PROBLEM REQUIREMENTS
How many of the lines below hold the word "pratiques"? Answer only with the number.

***** INPUT RECORDS *****

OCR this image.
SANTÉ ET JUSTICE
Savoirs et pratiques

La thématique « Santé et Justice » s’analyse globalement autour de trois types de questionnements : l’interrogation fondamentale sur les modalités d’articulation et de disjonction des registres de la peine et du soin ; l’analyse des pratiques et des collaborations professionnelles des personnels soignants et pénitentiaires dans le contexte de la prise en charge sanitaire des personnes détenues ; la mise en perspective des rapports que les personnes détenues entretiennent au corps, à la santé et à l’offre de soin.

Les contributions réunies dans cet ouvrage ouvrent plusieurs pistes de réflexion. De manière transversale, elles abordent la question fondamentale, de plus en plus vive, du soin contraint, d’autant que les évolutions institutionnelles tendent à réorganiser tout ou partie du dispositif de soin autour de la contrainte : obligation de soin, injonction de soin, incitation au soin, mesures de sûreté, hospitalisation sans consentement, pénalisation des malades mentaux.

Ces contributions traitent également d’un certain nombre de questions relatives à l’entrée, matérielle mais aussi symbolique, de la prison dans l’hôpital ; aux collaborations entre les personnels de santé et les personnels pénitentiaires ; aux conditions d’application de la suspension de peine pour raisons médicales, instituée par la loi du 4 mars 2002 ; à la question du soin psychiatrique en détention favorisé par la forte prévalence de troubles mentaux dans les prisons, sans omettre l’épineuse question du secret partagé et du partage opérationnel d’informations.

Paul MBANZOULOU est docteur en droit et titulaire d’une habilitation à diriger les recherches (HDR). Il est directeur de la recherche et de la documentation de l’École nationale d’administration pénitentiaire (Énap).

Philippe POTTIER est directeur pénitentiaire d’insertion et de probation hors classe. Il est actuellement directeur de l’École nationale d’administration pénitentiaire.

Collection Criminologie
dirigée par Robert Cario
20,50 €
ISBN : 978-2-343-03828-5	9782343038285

*****

OUTPUT
2